But the Guild has yet to shed some of the baggage of the last 50 years in Reed's view, so it is not as effective as it might be "in figuring out a business model for the future that will serve their members." In the hostile environment of organizing drives, Reed added, the Guild "sent letters urging advertiser boycotts" — unhelpful in preserving the revenues they want to share.
"The business has changed," Reed said. "There is a different level of accountability. We can measure everything now. The union hasn't really moved forward with that" or accepted that standards of productivity will dictate who stays and who leaves when staff reductions are necessary.
Using a business-side analogy, Reed said, "If I have a sales force of 10 people, and eight of them are out making six or eight calls a day, and there are two other guys making one or two calls a day — then those two guys have to go"
I thought the December agreement might present GateHouse with an interesting dilemma — whether or not to extend the same raises to staff at its other 100-plus non-union papers. Reed had an ingenious solution (not mentioned in either the Guild account or my initial conversation with Lunzer).
"We are doing 2 percent raises this year and next for the [rest of] rank-and-file," he said, both non-Guild employees at the 18 properties with representation and to all staff, newsroom and business, at the rest.
"The thing I like," Reed said, "is that it is a merit pool." The most productive may get more than the 2 percent; others less.

# RAW DATA

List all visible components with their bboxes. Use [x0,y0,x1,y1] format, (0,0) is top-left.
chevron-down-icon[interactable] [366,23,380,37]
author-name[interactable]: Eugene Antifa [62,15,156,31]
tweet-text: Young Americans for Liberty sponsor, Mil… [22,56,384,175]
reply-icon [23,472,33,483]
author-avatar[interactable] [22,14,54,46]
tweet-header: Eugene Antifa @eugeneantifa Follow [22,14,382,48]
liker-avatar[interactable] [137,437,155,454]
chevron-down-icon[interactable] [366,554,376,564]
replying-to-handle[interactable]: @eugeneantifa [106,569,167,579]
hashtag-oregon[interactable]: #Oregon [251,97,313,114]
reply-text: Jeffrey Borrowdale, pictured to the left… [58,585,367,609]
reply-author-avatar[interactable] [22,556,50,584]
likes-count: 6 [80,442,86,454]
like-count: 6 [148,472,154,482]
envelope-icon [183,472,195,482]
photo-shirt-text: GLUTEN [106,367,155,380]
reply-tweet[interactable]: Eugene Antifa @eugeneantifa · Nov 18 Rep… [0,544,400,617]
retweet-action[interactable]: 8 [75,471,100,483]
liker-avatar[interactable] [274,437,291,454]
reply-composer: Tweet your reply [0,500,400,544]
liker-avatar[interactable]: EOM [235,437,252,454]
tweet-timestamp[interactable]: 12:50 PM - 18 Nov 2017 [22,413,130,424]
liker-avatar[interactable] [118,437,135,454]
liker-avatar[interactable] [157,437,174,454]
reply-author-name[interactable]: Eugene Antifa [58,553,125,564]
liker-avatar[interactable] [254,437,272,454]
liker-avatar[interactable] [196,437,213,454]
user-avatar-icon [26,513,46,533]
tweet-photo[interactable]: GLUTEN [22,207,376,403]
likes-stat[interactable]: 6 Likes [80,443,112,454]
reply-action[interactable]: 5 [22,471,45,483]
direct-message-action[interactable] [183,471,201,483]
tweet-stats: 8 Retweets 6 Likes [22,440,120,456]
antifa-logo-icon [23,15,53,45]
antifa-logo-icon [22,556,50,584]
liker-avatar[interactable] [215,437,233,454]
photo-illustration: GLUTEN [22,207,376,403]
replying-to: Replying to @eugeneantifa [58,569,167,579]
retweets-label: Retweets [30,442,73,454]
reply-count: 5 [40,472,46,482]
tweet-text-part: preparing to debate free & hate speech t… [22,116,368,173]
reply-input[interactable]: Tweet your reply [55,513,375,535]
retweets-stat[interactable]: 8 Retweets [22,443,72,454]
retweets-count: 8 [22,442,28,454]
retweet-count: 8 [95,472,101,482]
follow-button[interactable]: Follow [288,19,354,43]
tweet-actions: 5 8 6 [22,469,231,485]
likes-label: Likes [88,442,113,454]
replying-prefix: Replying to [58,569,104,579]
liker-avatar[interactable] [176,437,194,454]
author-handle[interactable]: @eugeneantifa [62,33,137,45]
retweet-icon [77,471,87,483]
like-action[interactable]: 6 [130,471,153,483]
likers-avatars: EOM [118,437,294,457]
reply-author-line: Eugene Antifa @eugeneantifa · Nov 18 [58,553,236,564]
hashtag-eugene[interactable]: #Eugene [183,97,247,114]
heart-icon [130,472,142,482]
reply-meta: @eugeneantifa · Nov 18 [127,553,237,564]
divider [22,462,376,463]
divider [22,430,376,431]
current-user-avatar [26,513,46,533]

# EXERCISE SET
1. In the passage on GateHouse and the Guild, swap "merit pool" for "bonus pool" and write out the part starting with "Using a business-side" and going on through "percent; others less.".
2. According to the passage on GateHouse and the Guild, what raises is GateHouse giving the rest of its rank-and-file this year and next?
The items are not needed for anything here.

# SOLUTIONS FOR EACH TASK
1.
Using a business-side analogy, Reed said, "If I have a sales force of 10 people, and eight of them are out making six or eight calls a day, and there are two other guys making one or two calls a day — then those two guys have to go"
I thought the December agreement might present GateHouse with an interesting dilemma — whether or not to extend the same raises to staff at its other 100-plus non-union papers. Reed had an ingenious solution (not mentioned in either the Guild account or my initial conversation with Lunzer).
"We are doing 2 percent raises this year and next for the [rest of] rank-and-file," he said, both non-Guild employees at the 18 properties with representation and to all staff, newsroom and business, at the rest.
"The thing I like," Reed said, "is that it is a bonus pool." The most productive may get more than the 2 percent; others less.

2. Raises of 2 percent.